BEGIN SUPPLIED DATA

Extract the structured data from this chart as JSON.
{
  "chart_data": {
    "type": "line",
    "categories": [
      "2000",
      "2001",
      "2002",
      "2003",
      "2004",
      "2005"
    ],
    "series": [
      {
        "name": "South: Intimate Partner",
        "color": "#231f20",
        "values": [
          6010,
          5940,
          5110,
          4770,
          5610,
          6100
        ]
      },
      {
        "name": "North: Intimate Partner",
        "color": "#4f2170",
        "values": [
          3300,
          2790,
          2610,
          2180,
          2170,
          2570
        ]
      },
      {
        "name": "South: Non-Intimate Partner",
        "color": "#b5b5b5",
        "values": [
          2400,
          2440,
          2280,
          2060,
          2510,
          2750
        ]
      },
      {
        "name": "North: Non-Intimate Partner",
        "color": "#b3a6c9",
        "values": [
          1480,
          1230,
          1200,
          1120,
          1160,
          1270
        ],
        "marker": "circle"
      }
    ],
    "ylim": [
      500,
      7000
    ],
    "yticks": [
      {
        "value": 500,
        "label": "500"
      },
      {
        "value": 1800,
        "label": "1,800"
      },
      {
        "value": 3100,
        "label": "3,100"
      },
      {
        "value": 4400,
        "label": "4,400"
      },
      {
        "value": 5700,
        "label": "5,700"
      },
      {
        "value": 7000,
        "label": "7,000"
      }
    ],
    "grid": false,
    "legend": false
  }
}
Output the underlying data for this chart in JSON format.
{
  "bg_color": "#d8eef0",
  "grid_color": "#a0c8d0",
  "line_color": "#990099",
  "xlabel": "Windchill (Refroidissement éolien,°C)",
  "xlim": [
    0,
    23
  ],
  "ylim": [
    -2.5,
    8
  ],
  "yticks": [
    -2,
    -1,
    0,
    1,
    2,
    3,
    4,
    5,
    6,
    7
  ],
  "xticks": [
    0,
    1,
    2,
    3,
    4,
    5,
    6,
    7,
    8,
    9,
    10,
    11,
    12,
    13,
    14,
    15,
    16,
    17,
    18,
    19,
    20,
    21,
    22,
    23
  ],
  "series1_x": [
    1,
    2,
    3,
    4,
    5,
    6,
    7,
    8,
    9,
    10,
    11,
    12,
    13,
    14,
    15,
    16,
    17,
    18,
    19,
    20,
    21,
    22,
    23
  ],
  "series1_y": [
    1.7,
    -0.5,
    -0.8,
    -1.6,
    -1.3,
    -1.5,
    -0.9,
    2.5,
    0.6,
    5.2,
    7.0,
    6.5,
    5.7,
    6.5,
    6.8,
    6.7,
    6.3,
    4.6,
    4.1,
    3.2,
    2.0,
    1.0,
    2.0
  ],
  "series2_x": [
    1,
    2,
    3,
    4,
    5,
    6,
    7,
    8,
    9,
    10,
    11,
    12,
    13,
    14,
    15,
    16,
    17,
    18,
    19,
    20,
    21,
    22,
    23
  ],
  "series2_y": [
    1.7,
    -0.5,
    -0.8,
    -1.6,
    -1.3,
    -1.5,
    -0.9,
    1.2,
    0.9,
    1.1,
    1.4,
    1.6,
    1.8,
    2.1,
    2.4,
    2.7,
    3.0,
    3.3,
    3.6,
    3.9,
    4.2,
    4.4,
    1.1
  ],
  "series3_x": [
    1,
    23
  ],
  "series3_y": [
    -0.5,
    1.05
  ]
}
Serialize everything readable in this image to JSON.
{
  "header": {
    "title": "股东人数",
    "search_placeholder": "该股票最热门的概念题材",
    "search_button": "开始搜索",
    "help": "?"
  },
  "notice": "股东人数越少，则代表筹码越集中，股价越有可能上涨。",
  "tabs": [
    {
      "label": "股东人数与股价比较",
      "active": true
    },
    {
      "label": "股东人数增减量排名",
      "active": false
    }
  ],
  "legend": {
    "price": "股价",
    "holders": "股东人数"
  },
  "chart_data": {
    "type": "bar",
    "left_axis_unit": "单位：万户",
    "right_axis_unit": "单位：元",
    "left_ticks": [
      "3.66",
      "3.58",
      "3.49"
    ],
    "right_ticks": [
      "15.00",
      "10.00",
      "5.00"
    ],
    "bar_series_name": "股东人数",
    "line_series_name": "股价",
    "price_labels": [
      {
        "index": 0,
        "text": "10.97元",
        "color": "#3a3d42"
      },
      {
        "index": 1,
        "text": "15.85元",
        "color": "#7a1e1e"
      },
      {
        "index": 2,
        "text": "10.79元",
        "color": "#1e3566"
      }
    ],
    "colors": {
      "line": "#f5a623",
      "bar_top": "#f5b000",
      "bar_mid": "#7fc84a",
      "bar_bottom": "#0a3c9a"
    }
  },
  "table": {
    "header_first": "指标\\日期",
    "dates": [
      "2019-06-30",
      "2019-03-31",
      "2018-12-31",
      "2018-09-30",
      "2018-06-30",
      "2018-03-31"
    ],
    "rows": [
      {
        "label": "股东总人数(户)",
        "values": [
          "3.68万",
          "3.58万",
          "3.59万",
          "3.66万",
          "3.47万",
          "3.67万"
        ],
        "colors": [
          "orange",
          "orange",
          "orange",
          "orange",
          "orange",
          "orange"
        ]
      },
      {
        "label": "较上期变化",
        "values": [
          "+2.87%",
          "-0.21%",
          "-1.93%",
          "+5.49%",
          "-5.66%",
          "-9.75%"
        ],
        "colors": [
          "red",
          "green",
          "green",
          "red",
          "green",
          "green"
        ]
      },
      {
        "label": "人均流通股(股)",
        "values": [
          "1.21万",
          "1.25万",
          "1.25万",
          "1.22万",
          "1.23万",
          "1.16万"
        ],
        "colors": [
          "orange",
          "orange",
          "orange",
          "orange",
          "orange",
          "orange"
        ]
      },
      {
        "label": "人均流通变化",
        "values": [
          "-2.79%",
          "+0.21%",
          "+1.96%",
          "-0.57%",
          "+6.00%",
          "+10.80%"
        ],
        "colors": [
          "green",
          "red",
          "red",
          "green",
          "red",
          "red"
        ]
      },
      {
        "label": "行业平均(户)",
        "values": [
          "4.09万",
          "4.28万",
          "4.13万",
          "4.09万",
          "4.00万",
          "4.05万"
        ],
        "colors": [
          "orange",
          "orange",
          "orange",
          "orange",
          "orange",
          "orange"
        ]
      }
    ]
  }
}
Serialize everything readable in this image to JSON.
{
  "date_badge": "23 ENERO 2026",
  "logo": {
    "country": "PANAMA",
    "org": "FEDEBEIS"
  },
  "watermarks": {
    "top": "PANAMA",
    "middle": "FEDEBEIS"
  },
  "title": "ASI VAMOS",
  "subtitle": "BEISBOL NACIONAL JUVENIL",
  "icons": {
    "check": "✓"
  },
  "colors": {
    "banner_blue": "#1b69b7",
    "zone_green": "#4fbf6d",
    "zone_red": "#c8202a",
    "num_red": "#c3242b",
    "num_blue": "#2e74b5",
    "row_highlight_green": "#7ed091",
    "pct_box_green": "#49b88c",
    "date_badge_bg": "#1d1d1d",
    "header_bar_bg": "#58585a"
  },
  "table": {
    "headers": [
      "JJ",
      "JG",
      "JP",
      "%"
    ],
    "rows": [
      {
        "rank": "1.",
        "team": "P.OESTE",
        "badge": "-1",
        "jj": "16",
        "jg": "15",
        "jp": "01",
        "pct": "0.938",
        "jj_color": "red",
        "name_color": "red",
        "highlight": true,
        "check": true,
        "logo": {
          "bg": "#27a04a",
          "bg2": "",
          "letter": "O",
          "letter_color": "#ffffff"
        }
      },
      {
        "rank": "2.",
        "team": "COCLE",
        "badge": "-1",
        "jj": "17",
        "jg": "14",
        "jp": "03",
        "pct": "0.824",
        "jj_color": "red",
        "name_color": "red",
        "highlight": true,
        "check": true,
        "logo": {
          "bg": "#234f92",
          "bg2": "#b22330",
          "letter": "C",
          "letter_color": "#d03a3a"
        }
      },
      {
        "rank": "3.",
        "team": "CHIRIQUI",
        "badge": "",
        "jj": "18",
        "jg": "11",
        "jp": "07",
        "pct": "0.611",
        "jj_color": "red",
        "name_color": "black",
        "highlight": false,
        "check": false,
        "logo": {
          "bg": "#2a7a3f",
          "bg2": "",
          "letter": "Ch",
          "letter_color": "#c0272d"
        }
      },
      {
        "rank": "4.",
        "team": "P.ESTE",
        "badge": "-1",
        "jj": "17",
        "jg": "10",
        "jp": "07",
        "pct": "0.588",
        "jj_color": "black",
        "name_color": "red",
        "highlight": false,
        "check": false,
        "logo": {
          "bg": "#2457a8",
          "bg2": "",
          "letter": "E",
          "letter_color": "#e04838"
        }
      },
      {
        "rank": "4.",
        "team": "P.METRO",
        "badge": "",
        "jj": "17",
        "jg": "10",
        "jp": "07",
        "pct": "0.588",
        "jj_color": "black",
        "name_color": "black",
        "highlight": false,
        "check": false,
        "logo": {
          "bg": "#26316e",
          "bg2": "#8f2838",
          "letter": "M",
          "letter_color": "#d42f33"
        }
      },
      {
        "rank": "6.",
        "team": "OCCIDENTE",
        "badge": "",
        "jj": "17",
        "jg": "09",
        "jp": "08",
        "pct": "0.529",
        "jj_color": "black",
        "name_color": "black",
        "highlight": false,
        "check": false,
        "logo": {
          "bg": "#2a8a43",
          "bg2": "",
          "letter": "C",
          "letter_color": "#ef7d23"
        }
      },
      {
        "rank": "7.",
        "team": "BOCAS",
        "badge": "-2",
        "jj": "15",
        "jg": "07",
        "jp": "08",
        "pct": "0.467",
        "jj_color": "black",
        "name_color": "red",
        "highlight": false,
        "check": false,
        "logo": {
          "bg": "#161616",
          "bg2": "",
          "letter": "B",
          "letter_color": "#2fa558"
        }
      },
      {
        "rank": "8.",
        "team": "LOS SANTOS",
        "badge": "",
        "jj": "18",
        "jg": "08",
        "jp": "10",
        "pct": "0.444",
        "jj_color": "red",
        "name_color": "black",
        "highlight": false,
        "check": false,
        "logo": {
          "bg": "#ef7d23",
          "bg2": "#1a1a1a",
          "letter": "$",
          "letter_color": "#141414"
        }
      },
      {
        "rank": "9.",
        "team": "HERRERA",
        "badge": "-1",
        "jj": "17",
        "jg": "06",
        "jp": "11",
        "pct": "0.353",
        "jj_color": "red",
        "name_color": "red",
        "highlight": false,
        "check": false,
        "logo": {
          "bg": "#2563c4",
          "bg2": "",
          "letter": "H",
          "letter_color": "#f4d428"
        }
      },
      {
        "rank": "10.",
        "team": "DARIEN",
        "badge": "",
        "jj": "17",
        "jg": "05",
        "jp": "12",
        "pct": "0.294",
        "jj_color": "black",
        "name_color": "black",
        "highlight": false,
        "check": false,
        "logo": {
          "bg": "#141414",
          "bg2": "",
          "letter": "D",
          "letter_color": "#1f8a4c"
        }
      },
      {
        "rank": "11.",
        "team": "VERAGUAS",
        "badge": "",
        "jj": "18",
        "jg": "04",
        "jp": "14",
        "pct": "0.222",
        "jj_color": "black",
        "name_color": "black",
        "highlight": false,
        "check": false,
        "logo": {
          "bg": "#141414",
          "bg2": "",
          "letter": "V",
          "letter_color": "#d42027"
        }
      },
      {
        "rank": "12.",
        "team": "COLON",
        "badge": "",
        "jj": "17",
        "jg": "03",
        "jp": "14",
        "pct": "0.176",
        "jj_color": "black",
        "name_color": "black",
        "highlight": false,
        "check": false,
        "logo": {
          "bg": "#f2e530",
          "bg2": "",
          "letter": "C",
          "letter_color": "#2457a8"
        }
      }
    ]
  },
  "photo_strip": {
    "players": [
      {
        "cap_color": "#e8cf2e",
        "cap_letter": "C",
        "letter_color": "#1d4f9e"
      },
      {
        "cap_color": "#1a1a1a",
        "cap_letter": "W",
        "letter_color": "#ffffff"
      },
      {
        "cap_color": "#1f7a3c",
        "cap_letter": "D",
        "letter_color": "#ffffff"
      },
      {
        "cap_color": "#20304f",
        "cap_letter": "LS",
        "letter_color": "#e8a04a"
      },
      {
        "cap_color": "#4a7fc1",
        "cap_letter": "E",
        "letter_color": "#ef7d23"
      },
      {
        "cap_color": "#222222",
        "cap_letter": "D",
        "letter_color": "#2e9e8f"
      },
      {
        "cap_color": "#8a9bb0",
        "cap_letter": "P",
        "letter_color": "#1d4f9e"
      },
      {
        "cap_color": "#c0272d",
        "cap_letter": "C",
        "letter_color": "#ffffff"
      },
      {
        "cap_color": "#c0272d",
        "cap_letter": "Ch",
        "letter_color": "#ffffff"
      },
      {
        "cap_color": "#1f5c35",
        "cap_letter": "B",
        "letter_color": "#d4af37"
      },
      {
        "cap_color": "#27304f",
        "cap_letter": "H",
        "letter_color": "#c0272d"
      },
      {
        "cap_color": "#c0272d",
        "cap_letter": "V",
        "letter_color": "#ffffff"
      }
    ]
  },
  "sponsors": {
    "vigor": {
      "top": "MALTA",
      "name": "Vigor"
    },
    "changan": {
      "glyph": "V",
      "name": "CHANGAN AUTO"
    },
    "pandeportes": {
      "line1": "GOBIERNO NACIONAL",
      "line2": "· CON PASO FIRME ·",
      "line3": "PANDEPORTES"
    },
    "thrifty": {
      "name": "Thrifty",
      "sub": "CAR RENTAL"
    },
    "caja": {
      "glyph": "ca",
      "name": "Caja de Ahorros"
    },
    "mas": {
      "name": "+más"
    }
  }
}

END SUPPLIED DATA

- _YOUR TASK_
Show, from the listing above, each line that contains the word "Partner".

- _FULL RESPONSE_
        "name": "South: Intimate Partner",
        "name": "North: Intimate Partner",
        "name": "South: Non-Intimate Partner",
        "name": "North: Non-Intimate Partner",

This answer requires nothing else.